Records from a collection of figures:

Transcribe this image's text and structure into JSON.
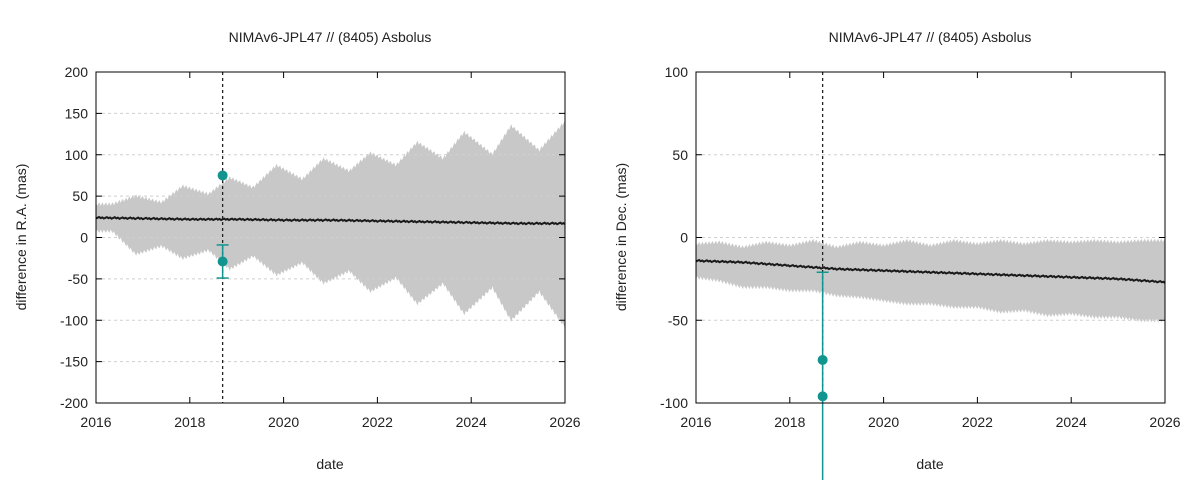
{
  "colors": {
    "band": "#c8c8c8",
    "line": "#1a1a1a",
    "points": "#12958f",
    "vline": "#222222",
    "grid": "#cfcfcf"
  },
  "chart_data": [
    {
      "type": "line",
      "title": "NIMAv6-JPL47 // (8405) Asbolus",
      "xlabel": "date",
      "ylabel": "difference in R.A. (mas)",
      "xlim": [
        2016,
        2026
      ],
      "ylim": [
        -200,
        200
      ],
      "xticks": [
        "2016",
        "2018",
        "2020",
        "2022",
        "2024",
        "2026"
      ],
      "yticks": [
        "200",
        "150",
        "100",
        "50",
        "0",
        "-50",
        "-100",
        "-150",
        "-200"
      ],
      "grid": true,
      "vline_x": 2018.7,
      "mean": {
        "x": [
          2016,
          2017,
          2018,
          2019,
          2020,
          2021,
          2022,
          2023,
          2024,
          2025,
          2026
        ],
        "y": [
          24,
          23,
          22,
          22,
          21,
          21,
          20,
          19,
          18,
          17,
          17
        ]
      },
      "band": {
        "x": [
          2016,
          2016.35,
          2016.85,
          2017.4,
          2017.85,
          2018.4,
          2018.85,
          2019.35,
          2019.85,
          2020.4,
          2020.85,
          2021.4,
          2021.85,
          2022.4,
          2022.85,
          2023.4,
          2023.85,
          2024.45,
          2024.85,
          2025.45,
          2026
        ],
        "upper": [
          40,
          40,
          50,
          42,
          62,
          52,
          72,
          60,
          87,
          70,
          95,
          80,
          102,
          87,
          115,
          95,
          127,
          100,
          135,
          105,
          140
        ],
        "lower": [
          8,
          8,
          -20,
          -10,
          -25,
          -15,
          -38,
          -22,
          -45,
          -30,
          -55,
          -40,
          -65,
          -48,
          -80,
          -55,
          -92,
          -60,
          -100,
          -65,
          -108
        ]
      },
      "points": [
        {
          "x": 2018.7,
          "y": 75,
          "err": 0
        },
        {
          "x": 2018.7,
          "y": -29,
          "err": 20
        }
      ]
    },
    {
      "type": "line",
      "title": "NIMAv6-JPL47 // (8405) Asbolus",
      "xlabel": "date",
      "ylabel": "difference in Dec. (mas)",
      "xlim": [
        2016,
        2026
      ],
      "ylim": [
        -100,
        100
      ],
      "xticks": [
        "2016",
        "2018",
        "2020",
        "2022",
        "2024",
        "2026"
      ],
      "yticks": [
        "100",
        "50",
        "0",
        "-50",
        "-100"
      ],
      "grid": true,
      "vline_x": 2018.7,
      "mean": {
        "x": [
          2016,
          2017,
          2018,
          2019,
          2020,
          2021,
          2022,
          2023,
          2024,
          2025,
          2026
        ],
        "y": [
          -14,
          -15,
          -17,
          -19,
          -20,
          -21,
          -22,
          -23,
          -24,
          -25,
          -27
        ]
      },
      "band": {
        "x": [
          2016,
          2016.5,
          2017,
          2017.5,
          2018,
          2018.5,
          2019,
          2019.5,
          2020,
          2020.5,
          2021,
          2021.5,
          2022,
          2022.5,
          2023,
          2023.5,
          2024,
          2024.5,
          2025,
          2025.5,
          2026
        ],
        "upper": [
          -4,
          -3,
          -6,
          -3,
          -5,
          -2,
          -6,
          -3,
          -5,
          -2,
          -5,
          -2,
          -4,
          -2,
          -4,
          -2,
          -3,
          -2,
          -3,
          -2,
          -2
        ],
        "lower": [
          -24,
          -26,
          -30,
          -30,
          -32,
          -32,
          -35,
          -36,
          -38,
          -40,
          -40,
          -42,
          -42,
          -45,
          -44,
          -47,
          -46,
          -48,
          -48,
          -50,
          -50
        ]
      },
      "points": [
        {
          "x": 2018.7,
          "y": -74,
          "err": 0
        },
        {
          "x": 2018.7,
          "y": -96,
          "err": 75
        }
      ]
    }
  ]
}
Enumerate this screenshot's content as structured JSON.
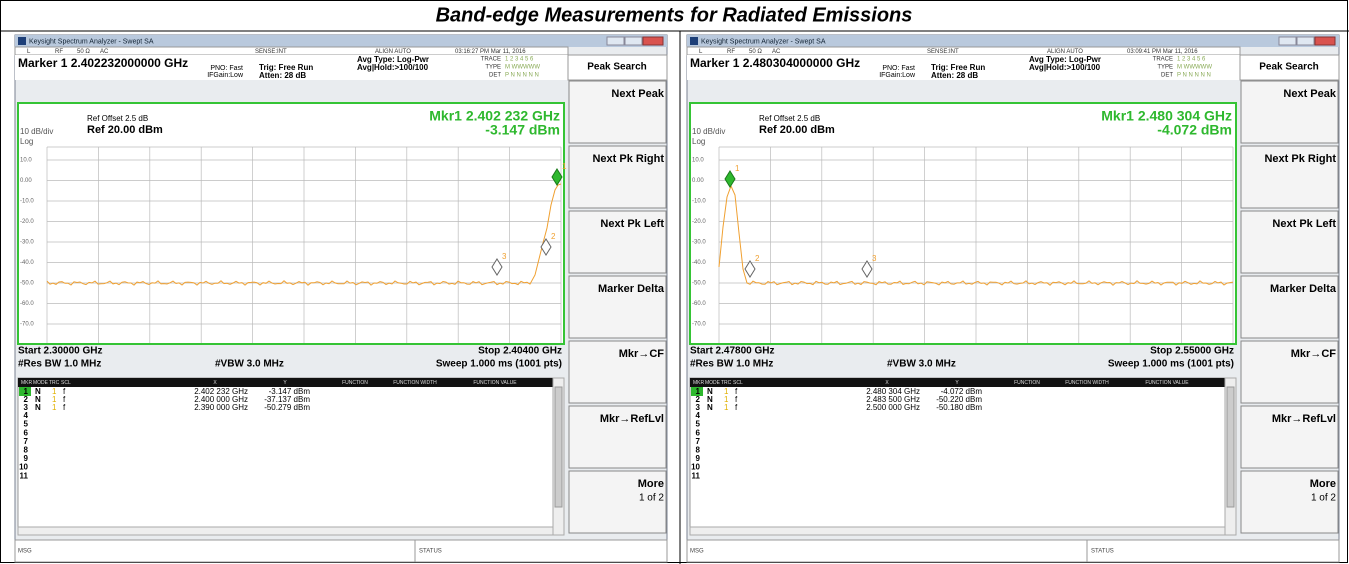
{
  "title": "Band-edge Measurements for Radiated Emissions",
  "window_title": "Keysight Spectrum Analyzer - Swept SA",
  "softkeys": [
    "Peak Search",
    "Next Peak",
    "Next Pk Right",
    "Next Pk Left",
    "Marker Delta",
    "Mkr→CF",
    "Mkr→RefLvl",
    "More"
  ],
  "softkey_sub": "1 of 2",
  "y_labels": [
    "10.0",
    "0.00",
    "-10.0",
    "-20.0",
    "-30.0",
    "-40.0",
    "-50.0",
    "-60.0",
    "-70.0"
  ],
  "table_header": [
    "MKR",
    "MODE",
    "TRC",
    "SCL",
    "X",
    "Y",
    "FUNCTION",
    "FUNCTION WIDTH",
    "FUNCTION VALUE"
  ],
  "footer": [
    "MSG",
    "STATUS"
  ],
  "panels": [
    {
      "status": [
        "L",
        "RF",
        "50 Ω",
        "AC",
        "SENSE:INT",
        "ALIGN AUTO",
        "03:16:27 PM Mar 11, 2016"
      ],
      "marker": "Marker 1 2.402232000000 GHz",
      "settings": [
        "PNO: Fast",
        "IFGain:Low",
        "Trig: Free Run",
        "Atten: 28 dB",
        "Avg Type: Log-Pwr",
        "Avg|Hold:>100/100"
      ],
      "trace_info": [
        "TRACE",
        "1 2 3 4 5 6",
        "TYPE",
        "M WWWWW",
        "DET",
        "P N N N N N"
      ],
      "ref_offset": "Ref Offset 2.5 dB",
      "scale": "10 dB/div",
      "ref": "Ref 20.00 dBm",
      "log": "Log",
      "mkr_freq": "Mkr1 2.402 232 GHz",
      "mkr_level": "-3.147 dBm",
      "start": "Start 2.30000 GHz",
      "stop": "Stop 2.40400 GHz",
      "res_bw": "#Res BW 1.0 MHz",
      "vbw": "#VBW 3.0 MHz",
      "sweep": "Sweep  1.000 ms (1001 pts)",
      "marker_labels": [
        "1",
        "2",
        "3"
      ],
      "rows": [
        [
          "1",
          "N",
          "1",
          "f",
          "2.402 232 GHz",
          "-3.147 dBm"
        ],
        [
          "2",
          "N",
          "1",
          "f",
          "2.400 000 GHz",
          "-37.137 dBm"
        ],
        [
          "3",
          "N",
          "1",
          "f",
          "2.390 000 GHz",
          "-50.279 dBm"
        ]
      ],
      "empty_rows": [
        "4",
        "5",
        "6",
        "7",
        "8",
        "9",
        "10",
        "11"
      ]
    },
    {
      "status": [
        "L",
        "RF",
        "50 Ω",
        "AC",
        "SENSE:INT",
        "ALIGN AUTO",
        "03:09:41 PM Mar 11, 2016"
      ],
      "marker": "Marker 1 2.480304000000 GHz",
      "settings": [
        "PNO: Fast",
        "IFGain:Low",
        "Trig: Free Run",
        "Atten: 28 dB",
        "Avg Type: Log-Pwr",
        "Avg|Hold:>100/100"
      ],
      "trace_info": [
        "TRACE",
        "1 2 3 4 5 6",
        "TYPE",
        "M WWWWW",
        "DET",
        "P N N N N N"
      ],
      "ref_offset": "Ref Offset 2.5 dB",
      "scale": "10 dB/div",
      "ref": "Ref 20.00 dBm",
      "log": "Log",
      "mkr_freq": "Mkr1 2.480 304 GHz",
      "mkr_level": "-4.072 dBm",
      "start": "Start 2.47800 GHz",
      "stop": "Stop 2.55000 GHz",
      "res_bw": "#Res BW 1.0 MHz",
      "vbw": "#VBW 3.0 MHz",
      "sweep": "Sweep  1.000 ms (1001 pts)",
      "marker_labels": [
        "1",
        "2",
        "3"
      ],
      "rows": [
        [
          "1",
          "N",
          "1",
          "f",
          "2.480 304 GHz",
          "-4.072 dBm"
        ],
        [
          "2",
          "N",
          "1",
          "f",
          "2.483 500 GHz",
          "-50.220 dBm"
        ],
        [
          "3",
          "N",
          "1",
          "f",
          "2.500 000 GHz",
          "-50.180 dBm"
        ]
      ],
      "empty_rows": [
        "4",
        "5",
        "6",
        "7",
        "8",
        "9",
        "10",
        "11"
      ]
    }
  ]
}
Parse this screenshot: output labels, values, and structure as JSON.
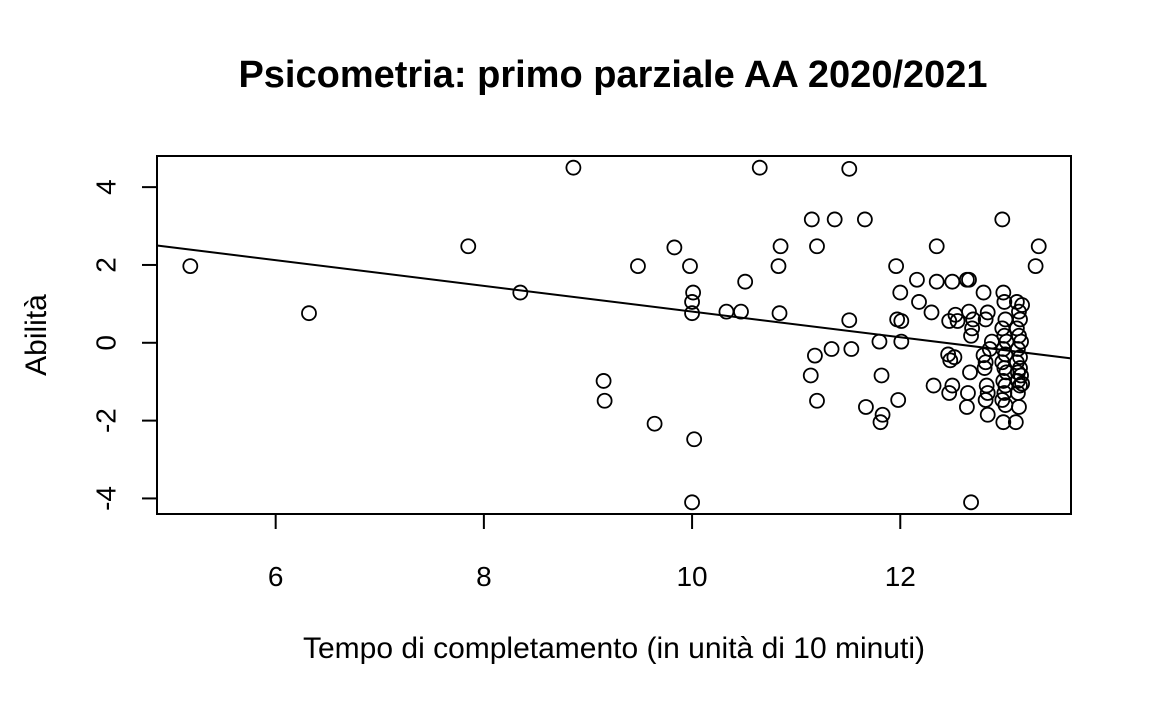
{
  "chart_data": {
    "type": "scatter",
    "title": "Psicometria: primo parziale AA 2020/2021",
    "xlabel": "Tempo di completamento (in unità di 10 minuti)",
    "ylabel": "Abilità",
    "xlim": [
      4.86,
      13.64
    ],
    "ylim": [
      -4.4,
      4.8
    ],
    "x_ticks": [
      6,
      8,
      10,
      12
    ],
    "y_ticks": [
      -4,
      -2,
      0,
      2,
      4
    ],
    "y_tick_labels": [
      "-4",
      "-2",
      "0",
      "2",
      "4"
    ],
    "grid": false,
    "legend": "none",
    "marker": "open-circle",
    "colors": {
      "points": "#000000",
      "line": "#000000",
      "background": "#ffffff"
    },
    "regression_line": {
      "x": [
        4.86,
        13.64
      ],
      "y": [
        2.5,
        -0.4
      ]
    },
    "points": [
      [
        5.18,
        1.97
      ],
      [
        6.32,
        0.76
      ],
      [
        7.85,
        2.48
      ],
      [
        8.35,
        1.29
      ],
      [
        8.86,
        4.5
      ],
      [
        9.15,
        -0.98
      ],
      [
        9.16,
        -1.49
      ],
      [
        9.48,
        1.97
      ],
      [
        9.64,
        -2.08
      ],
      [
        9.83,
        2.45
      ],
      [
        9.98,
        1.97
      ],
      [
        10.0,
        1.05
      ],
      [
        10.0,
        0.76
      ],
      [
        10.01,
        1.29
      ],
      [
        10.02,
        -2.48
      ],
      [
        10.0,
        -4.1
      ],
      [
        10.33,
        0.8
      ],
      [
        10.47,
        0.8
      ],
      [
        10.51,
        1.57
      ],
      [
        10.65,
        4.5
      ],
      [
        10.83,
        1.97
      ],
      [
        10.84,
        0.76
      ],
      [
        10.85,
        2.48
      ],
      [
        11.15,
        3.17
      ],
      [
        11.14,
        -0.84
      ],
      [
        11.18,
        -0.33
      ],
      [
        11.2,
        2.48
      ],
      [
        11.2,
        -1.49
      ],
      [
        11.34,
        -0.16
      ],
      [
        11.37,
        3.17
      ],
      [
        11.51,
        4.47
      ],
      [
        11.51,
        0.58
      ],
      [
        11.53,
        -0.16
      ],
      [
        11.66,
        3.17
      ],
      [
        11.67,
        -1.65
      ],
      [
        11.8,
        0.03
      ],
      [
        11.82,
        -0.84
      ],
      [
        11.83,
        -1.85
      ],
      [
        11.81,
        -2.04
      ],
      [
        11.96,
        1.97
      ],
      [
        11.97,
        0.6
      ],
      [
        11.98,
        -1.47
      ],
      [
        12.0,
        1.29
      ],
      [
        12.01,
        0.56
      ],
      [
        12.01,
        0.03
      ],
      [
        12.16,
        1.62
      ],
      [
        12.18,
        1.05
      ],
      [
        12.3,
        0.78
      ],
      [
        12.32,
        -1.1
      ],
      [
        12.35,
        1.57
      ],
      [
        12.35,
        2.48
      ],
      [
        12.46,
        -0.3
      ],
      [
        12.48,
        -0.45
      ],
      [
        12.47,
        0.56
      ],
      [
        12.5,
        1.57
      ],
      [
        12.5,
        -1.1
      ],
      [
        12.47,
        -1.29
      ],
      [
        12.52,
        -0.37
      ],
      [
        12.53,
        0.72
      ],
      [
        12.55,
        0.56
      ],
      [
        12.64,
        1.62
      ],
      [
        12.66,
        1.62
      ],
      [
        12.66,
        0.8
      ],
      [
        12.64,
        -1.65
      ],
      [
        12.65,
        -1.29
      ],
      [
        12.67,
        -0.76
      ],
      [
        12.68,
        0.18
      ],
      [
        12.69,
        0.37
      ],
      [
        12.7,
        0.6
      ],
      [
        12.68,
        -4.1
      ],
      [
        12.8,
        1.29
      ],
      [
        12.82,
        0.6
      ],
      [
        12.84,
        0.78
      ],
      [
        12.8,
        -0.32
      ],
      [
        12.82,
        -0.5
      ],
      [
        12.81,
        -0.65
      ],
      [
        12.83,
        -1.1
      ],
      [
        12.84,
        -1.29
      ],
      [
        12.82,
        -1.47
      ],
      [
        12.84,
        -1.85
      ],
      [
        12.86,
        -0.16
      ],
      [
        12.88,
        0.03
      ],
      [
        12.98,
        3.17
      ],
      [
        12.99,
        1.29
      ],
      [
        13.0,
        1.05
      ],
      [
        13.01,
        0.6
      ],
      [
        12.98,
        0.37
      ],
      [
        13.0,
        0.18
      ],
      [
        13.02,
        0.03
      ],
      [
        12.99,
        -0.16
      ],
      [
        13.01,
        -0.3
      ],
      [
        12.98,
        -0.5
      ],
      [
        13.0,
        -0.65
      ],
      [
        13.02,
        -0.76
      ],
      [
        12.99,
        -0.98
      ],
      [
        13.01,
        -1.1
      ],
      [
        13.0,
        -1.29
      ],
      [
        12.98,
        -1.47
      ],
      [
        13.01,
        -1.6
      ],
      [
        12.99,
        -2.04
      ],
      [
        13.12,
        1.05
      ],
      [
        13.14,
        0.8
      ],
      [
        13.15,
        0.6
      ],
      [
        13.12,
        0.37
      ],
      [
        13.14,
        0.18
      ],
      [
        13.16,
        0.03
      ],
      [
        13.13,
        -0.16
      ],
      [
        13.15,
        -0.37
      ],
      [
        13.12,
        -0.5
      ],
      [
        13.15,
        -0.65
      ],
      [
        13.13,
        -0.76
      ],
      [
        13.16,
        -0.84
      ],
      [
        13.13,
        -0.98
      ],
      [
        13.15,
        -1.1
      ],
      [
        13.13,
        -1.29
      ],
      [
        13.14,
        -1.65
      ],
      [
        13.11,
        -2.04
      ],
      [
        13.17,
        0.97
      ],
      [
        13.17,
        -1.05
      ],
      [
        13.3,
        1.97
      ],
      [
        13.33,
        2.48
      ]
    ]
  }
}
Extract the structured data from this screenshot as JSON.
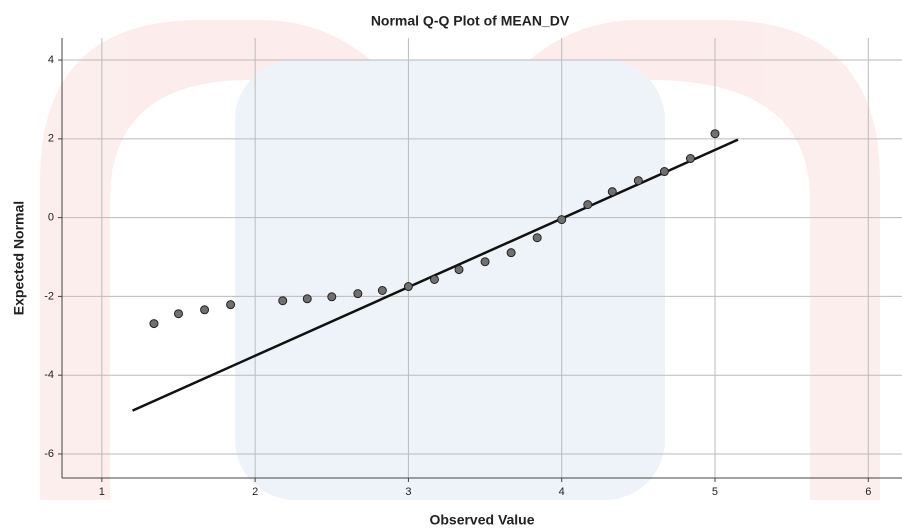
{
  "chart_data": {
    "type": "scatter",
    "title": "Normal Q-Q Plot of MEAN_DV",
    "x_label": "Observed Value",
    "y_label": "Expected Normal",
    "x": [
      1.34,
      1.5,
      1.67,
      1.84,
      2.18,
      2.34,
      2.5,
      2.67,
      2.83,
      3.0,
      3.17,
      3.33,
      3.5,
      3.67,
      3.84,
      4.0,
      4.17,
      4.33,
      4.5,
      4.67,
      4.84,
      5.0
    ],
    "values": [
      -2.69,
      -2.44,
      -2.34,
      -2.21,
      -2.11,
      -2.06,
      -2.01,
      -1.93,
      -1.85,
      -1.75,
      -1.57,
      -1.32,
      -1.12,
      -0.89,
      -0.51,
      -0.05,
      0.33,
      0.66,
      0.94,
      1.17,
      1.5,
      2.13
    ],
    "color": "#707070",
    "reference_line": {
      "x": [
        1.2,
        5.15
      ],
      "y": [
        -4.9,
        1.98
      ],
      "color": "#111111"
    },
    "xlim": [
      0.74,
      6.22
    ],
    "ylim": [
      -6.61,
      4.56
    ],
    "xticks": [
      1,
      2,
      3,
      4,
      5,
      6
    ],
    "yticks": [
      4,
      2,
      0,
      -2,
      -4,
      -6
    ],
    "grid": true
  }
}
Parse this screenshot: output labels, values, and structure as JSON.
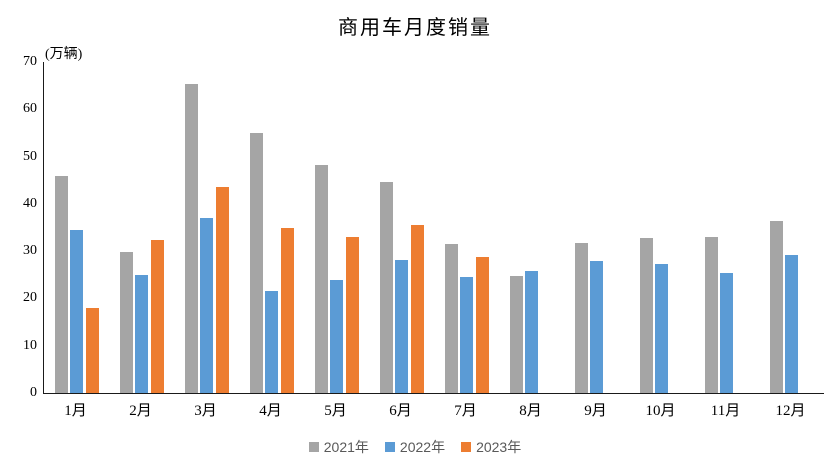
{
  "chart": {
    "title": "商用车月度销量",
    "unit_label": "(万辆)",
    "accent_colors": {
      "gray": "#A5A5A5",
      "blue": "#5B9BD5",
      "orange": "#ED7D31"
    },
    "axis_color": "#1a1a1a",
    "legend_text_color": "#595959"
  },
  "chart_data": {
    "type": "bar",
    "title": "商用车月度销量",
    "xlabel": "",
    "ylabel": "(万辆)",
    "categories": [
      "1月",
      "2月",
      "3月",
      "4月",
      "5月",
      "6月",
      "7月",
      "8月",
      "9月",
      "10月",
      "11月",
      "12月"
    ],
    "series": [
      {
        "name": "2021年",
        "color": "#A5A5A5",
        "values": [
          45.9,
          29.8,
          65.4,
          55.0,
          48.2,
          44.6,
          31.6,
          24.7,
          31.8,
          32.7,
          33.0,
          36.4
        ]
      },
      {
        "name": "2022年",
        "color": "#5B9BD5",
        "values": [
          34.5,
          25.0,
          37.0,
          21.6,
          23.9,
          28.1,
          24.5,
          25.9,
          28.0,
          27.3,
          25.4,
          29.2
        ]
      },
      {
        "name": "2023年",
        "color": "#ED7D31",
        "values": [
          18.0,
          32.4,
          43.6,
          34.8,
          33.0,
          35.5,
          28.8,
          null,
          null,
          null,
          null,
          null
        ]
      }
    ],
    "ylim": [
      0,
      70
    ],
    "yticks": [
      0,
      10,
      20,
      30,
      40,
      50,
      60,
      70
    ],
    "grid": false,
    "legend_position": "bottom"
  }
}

» Requirement:
Copy each line of the entries that includes the word "difference".

» Finished answer:
      "ylabel": "difference in R.A. (mas)",
      "ylabel": "difference in Dec. (mas)",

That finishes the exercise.